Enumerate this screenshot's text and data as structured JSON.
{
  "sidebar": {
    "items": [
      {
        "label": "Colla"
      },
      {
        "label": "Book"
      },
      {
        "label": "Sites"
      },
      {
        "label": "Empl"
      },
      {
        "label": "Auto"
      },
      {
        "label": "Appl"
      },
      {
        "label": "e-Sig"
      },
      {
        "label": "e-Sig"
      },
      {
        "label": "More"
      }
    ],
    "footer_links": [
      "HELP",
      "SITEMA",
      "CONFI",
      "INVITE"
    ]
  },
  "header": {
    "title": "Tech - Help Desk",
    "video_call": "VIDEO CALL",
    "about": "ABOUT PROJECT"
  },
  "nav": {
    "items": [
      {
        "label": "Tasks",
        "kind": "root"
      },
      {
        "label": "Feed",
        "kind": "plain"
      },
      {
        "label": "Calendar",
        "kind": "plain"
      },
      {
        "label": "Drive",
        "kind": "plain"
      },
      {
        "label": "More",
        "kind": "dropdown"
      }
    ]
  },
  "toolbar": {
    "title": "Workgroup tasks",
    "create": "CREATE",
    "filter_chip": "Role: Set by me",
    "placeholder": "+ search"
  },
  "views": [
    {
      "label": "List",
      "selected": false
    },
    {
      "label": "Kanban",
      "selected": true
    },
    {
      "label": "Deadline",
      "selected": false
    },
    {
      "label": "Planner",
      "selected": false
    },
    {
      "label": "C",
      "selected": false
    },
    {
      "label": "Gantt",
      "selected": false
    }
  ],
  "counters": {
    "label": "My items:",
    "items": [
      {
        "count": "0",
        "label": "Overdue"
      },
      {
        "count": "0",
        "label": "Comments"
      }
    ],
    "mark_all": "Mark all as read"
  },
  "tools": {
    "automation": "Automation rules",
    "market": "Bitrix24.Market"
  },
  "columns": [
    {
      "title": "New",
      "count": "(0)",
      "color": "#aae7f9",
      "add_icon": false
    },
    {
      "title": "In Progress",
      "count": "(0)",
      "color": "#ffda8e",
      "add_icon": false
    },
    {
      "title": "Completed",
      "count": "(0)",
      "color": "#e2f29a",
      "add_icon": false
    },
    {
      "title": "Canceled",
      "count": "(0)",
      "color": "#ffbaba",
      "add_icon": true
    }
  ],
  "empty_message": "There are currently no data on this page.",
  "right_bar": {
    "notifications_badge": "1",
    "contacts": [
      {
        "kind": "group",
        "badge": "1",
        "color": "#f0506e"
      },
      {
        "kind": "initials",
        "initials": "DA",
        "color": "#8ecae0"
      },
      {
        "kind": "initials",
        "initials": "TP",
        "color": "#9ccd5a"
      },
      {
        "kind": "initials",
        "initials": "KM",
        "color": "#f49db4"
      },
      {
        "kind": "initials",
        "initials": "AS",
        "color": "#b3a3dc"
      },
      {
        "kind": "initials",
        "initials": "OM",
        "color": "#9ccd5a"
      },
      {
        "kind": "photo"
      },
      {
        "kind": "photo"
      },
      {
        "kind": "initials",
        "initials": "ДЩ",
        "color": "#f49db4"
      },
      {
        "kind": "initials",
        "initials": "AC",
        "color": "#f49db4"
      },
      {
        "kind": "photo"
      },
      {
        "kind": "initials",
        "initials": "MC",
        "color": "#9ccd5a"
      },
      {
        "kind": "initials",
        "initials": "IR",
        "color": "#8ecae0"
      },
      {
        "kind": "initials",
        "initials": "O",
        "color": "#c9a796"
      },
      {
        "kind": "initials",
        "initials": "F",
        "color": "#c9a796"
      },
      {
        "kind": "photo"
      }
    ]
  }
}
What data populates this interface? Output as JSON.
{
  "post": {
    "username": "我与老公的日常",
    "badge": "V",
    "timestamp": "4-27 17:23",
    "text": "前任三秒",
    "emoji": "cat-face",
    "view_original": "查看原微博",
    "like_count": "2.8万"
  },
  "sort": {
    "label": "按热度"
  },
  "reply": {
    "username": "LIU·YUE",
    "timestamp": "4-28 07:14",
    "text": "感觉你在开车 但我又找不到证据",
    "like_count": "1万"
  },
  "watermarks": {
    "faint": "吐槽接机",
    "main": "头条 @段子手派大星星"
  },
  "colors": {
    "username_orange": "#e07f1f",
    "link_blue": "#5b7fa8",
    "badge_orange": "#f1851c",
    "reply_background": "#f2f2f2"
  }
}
....
Request: Copy the material above back out, exactly as written.

Reply to the task:
Enumerate this screenshot's text and data as structured JSON.
{
  "sidebar": {
    "items": [
      {
        "label": "Colla"
      },
      {
        "label": "Book"
      },
      {
        "label": "Sites"
      },
      {
        "label": "Empl"
      },
      {
        "label": "Auto"
      },
      {
        "label": "Appl"
      },
      {
        "label": "e-Sig"
      },
      {
        "label": "e-Sig"
      },
      {
        "label": "More"
      }
    ],
    "footer_links": [
      "HELP",
      "SITEMA",
      "CONFI",
      "INVITE"
    ]
  },
  "header": {
    "title": "Tech - Help Desk",
    "video_call": "VIDEO CALL",
    "about": "ABOUT PROJECT"
  },
  "nav": {
    "items": [
      {
        "label": "Tasks",
        "kind": "root"
      },
      {
        "label": "Feed",
        "kind": "plain"
      },
      {
        "label": "Calendar",
        "kind": "plain"
      },
      {
        "label": "Drive",
        "kind": "plain"
      },
      {
        "label": "More",
        "kind": "dropdown"
      }
    ]
  },
  "toolbar": {
    "title": "Workgroup tasks",
    "create": "CREATE",
    "filter_chip": "Role: Set by me",
    "placeholder": "+ search"
  },
  "views": [
    {
      "label": "List",
      "selected": false
    },
    {
      "label": "Kanban",
      "selected": true
    },
    {
      "label": "Deadline",
      "selected": false
    },
    {
      "label": "Planner",
      "selected": false
    },
    {
      "label": "C",
      "selected": false
    },
    {
      "label": "Gantt",
      "selected": false
    }
  ],
  "counters": {
    "label": "My items:",
    "items": [
      {
        "count": "0",
        "label": "Overdue"
      },
      {
        "count": "0",
        "label": "Comments"
      }
    ],
    "mark_all": "Mark all as read"
  },
  "tools": {
    "automation": "Automation rules",
    "market": "Bitrix24.Market"
  },
  "columns": [
    {
      "title": "New",
      "count": "(0)",
      "color": "#aae7f9",
      "add_icon": false
    },
    {
      "title": "In Progress",
      "count": "(0)",
      "color": "#ffda8e",
      "add_icon": false
    },
    {
      "title": "Completed",
      "count": "(0)",
      "color": "#e2f29a",
      "add_icon": false
    },
    {
      "title": "Canceled",
      "count": "(0)",
      "color": "#ffbaba",
      "add_icon": true
    }
  ],
  "empty_message": "There are currently no data on this page.",
  "right_bar": {
    "notifications_badge": "1",
    "contacts": [
      {
        "kind": "group",
        "badge": "1",
        "color": "#f0506e"
      },
      {
        "kind": "initials",
        "initials": "DA",
        "color": "#8ecae0"
      },
      {
        "kind": "initials",
        "initials": "TP",
        "color": "#9ccd5a"
      },
      {
        "kind": "initials",
        "initials": "KM",
        "color": "#f49db4"
      },
      {
        "kind": "initials",
        "initials": "AS",
        "color": "#b3a3dc"
      },
      {
        "kind": "initials",
        "initials": "OM",
        "color": "#9ccd5a"
      },
      {
        "kind": "photo"
      },
      {
        "kind": "photo"
      },
      {
        "kind": "initials",
        "initials": "ДЩ",
        "color": "#f49db4"
      },
      {
        "kind": "initials",
        "initials": "AC",
        "color": "#f49db4"
      },
      {
        "kind": "photo"
      },
      {
        "kind": "initials",
        "initials": "MC",
        "color": "#9ccd5a"
      },
      {
        "kind": "initials",
        "initials": "IR",
        "color": "#8ecae0"
      },
      {
        "kind": "initials",
        "initials": "O",
        "color": "#c9a796"
      },
      {
        "kind": "initials",
        "initials": "F",
        "color": "#c9a796"
      },
      {
        "kind": "photo"
      }
    ]
  }
}
What data populates this interface? Output as JSON.
{
  "post": {
    "username": "我与老公的日常",
    "badge": "V",
    "timestamp": "4-27 17:23",
    "text": "前任三秒",
    "emoji": "cat-face",
    "view_original": "查看原微博",
    "like_count": "2.8万"
  },
  "sort": {
    "label": "按热度"
  },
  "reply": {
    "username": "LIU·YUE",
    "timestamp": "4-28 07:14",
    "text": "感觉你在开车 但我又找不到证据",
    "like_count": "1万"
  },
  "watermarks": {
    "faint": "吐槽接机",
    "main": "头条 @段子手派大星星"
  },
  "colors": {
    "username_orange": "#e07f1f",
    "link_blue": "#5b7fa8",
    "badge_orange": "#f1851c",
    "reply_background": "#f2f2f2"
  }
}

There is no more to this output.